Data extracted from a collection -
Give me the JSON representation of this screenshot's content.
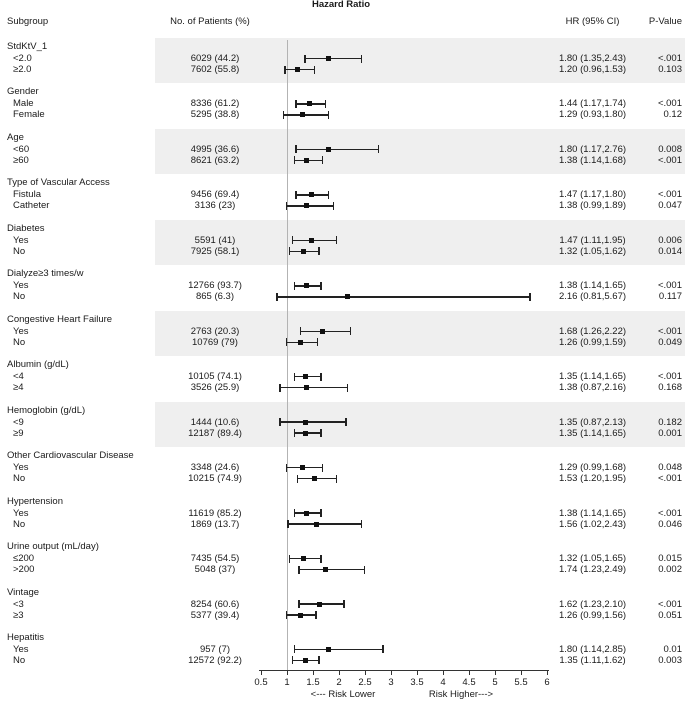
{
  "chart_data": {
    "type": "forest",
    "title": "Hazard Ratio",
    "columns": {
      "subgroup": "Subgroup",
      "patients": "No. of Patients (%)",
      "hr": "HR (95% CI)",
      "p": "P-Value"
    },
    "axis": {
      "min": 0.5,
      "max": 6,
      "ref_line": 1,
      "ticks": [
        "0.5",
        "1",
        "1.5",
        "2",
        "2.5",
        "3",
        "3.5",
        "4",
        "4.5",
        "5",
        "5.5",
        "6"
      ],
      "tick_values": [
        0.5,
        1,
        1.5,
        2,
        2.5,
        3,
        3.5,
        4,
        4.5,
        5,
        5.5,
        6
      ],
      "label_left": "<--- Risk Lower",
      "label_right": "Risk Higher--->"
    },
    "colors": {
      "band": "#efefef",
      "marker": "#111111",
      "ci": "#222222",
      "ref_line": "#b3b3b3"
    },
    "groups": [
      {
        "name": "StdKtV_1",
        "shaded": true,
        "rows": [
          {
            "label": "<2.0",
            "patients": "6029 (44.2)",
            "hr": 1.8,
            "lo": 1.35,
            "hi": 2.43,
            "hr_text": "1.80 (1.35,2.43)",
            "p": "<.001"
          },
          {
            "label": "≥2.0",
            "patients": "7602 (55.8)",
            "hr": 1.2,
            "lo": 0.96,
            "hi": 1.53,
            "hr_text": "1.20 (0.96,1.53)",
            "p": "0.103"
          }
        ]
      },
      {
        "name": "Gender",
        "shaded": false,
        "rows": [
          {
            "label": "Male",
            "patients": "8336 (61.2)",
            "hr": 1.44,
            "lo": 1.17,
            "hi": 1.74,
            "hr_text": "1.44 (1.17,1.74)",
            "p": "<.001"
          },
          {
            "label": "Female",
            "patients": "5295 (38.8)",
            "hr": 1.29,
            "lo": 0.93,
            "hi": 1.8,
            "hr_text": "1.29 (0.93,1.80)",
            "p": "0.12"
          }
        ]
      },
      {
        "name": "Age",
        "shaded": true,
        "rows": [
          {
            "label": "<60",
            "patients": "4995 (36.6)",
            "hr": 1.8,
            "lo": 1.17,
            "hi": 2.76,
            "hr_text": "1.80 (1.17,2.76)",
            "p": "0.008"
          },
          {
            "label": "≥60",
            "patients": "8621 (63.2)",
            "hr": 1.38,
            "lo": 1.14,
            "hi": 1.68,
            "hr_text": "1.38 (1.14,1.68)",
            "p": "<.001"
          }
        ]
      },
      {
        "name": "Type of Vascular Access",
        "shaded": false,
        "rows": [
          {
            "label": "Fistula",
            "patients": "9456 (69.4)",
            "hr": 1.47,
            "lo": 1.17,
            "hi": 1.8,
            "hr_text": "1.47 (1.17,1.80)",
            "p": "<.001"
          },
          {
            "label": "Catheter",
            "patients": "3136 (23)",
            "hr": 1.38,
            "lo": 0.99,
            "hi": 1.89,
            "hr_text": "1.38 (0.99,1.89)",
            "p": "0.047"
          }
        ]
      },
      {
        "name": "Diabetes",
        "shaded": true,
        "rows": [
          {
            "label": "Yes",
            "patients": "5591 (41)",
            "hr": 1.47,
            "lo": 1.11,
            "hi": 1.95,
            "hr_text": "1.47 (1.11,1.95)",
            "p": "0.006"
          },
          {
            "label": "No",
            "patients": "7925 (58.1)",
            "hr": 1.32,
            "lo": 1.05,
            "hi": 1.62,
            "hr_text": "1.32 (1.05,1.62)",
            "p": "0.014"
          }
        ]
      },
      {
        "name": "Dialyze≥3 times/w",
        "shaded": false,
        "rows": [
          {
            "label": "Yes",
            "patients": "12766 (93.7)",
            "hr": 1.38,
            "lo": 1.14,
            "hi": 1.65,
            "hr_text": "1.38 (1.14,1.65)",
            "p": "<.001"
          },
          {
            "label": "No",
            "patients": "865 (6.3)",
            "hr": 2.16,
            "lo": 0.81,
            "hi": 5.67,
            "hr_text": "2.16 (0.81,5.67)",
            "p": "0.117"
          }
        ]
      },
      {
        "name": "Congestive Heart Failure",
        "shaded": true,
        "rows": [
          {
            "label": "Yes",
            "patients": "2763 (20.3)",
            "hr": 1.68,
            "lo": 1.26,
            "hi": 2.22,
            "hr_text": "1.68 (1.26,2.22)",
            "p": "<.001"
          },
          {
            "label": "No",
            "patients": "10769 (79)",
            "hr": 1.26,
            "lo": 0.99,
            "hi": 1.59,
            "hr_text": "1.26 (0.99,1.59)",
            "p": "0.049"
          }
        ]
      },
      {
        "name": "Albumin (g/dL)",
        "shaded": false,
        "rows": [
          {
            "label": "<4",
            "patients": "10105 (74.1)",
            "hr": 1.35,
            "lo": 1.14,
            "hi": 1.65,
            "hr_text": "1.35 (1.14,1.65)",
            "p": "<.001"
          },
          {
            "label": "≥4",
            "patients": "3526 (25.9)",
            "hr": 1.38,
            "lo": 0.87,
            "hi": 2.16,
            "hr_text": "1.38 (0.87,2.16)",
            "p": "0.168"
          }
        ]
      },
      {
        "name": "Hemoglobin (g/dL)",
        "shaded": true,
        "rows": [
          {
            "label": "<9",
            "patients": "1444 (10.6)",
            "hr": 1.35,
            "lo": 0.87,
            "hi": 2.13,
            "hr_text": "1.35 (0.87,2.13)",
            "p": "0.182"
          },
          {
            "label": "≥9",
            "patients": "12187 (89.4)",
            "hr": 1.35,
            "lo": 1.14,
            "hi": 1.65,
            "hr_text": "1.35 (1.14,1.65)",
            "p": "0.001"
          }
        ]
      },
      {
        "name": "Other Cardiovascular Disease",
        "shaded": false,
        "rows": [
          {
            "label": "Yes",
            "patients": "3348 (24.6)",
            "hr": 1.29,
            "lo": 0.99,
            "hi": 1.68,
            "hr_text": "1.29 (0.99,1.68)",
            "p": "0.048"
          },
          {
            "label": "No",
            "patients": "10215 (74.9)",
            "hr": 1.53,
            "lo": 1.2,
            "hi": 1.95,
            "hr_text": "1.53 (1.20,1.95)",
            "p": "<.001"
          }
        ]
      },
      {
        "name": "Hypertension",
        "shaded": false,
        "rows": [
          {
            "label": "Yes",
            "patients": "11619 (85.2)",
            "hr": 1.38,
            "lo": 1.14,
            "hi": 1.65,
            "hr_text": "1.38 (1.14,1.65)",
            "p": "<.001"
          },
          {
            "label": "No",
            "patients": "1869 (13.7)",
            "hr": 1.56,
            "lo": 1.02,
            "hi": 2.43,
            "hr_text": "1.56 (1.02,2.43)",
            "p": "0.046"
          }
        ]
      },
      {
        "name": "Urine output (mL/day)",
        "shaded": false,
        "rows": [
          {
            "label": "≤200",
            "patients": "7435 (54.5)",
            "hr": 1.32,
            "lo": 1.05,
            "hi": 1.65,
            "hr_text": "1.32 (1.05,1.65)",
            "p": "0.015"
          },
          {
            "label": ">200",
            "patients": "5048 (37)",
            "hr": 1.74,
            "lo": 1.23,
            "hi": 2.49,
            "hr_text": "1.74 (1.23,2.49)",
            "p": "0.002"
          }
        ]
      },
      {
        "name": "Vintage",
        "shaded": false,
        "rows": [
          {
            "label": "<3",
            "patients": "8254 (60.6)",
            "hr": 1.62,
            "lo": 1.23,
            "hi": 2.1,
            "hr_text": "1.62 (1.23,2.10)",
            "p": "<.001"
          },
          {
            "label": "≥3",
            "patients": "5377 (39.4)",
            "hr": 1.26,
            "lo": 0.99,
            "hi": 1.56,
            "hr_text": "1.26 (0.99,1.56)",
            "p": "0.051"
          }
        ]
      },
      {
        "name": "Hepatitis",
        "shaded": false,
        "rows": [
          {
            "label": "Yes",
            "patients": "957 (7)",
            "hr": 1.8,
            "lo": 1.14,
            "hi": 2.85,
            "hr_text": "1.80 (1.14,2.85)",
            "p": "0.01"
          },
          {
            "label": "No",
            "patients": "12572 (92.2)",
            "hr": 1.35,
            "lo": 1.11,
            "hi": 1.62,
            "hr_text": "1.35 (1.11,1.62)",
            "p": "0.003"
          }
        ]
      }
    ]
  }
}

Exercise instructions - Copy all lines from the data above that contain the word "Risk".

Result of this exercise -
      "label_left": "<--- Risk Lower",
      "label_right": "Risk Higher--->"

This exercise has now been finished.